[Recorded data]
#####

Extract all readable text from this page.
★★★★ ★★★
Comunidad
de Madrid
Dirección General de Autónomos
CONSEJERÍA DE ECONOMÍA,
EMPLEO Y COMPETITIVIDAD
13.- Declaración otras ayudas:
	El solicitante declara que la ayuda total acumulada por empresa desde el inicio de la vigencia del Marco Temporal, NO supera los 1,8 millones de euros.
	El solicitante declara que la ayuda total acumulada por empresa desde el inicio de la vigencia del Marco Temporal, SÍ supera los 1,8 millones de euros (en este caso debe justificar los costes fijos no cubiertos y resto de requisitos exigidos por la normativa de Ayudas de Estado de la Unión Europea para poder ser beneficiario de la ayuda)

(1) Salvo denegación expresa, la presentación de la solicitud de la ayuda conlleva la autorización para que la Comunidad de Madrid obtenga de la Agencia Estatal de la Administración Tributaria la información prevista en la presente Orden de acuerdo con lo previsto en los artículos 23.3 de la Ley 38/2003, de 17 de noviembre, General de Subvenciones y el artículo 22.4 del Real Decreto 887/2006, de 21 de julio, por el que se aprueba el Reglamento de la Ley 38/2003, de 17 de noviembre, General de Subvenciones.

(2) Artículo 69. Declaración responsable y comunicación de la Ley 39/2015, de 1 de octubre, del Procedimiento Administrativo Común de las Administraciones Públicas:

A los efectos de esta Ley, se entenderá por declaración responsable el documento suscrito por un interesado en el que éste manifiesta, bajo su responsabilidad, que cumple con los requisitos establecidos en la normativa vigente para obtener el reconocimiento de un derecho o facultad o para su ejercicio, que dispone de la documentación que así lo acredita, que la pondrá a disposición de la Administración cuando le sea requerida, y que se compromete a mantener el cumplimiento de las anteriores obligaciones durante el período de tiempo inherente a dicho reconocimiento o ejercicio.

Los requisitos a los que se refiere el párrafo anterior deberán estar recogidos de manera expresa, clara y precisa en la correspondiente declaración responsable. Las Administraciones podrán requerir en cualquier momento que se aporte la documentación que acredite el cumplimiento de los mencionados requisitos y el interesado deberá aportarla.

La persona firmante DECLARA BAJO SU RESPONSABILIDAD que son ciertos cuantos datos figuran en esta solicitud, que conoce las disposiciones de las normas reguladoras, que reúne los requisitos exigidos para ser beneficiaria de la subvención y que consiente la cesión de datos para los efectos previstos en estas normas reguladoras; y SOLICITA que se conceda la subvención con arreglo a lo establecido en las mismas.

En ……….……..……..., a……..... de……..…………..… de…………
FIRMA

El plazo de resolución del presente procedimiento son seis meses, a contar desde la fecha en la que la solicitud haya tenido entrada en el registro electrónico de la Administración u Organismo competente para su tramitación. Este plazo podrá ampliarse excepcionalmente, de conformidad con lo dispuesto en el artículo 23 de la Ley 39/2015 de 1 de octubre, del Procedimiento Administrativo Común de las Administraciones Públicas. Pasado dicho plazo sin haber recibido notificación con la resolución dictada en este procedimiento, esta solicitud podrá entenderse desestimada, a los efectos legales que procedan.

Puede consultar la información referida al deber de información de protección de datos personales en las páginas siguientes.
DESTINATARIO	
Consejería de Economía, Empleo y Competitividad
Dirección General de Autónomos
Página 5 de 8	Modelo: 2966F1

#####

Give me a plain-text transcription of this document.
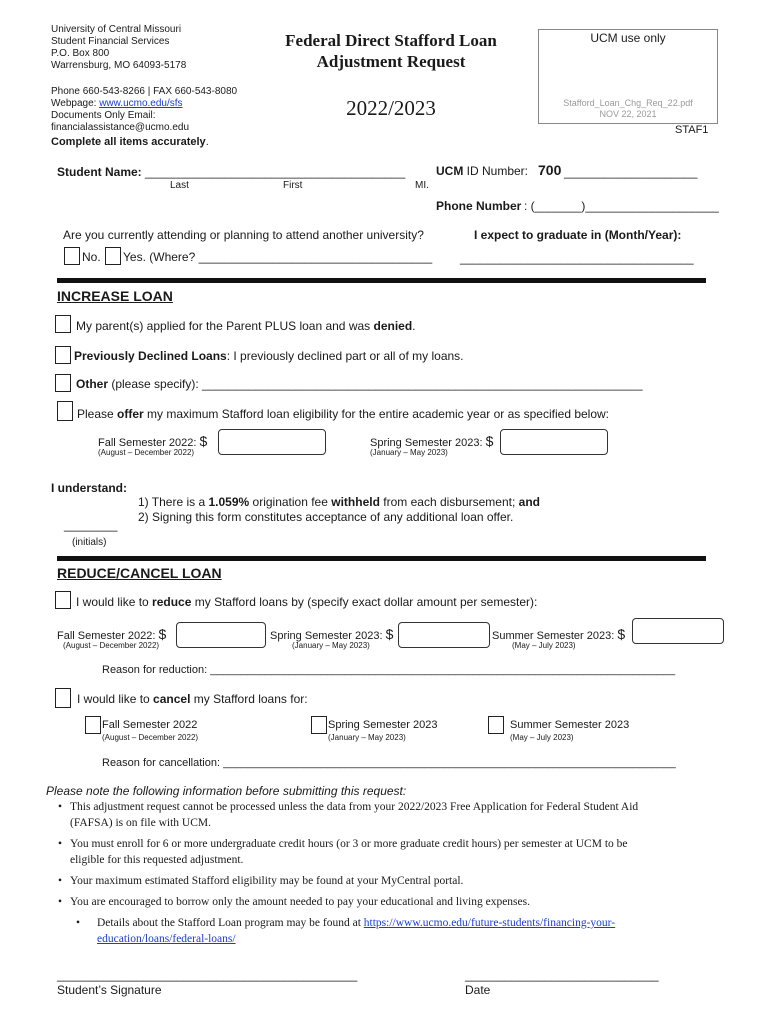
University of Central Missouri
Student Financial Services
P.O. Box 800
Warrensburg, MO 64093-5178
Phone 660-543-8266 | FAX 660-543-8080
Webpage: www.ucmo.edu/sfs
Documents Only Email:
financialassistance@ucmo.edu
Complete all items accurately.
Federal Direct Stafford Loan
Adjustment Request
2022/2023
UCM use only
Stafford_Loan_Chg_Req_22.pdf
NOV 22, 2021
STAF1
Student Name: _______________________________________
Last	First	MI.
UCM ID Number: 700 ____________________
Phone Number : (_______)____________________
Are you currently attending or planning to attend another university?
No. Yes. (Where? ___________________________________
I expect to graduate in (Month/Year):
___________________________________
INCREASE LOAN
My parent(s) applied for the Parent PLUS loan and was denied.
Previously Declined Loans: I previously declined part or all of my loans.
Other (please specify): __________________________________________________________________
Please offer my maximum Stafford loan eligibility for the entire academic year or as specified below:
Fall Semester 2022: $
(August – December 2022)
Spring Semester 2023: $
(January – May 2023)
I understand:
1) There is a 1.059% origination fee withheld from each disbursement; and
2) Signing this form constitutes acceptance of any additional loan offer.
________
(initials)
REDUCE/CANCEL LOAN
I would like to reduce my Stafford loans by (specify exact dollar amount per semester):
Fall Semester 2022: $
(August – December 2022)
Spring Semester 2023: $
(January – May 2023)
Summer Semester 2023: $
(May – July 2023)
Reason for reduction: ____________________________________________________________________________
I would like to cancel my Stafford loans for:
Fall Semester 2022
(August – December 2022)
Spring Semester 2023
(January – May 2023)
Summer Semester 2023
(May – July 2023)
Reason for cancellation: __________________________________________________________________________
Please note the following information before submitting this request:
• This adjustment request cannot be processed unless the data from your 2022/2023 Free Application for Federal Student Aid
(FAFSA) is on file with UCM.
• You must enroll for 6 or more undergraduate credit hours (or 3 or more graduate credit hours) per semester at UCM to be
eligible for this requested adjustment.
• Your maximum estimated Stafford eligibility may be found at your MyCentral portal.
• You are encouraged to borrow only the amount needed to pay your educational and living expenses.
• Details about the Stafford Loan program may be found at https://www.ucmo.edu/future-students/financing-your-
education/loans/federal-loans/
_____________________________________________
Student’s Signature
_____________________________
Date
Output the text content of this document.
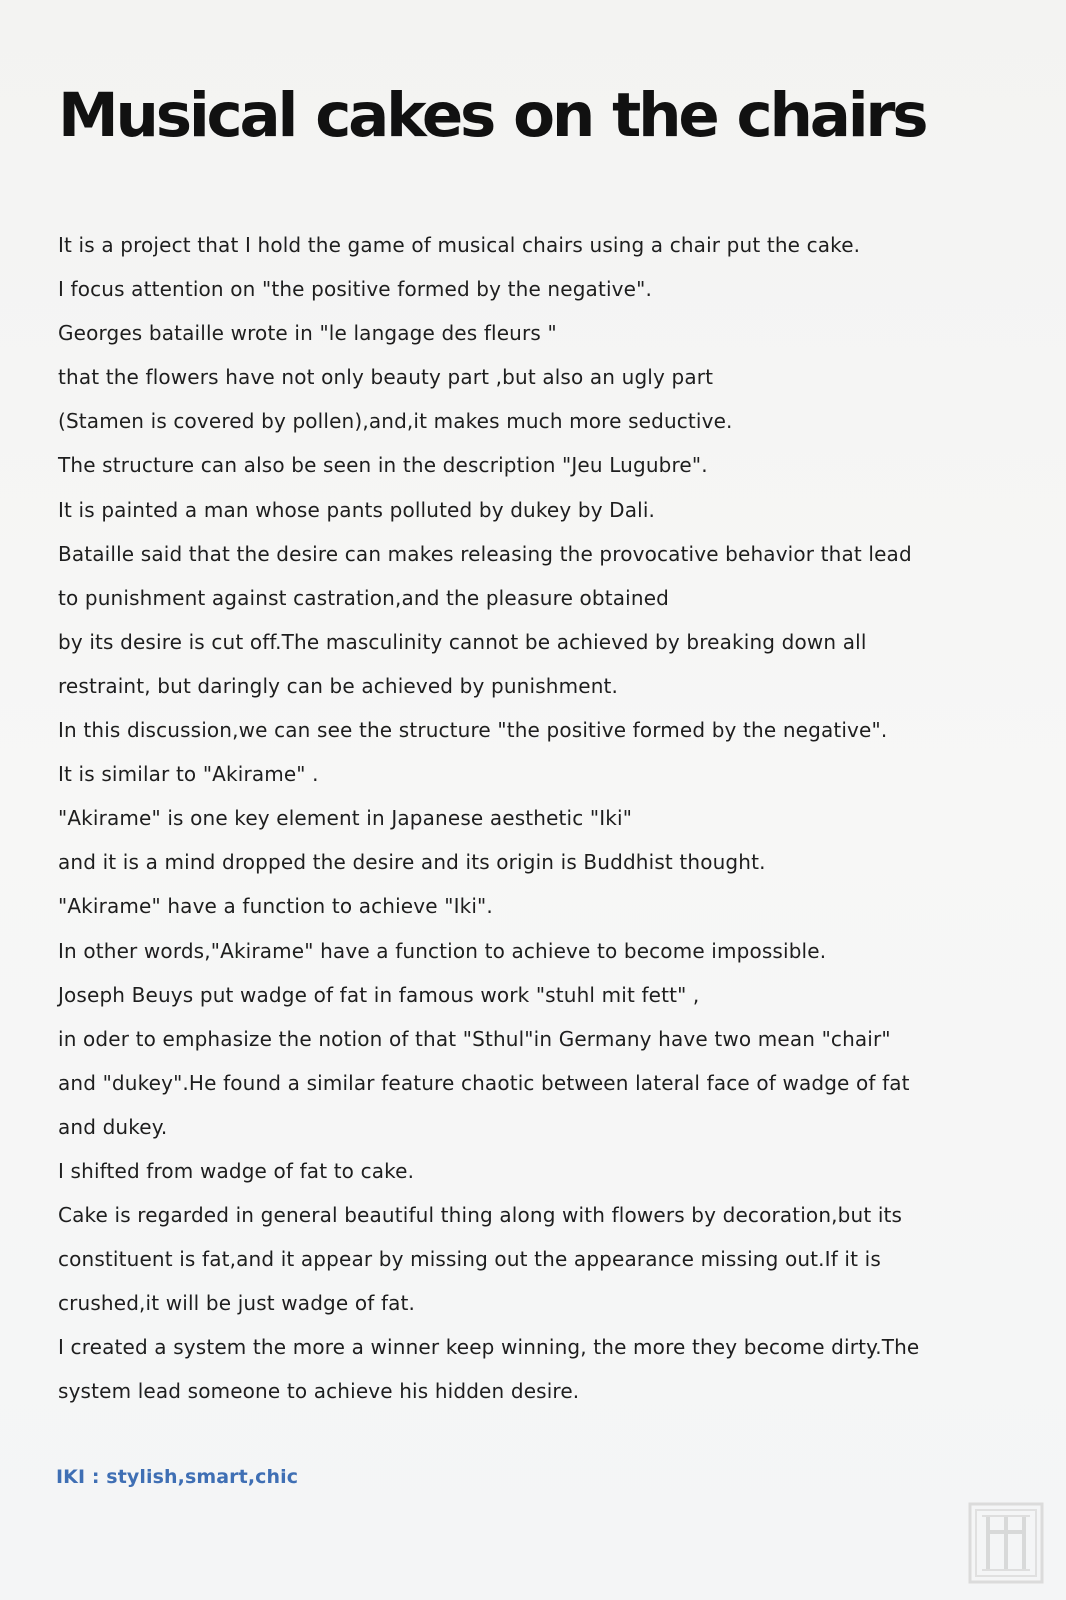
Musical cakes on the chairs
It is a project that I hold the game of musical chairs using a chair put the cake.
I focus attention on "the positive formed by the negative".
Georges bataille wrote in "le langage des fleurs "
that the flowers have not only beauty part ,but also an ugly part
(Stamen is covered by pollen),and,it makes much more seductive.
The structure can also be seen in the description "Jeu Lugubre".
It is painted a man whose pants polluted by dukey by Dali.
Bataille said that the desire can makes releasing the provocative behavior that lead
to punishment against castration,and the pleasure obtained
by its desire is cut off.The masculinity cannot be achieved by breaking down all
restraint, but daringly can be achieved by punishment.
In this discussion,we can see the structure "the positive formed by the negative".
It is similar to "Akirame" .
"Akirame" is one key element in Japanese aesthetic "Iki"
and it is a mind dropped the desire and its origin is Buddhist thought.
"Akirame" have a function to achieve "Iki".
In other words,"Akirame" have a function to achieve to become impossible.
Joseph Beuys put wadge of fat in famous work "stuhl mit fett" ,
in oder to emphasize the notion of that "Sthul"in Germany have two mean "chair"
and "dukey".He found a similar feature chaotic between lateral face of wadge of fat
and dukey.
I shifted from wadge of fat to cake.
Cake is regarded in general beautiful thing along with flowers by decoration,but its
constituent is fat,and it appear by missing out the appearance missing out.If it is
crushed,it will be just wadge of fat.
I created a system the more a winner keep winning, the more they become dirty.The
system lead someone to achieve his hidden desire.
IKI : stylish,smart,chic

#####

Show each line of the data that contains the string "more".

_Task solution_.
• You must enroll for 6 or more undergraduate credit hours (or 3 or more graduate credit hours) per semester at UCM to be
(Stamen is covered by pollen),and,it makes much more seductive.
I created a system the more a winner keep winning, the more they become dirty.The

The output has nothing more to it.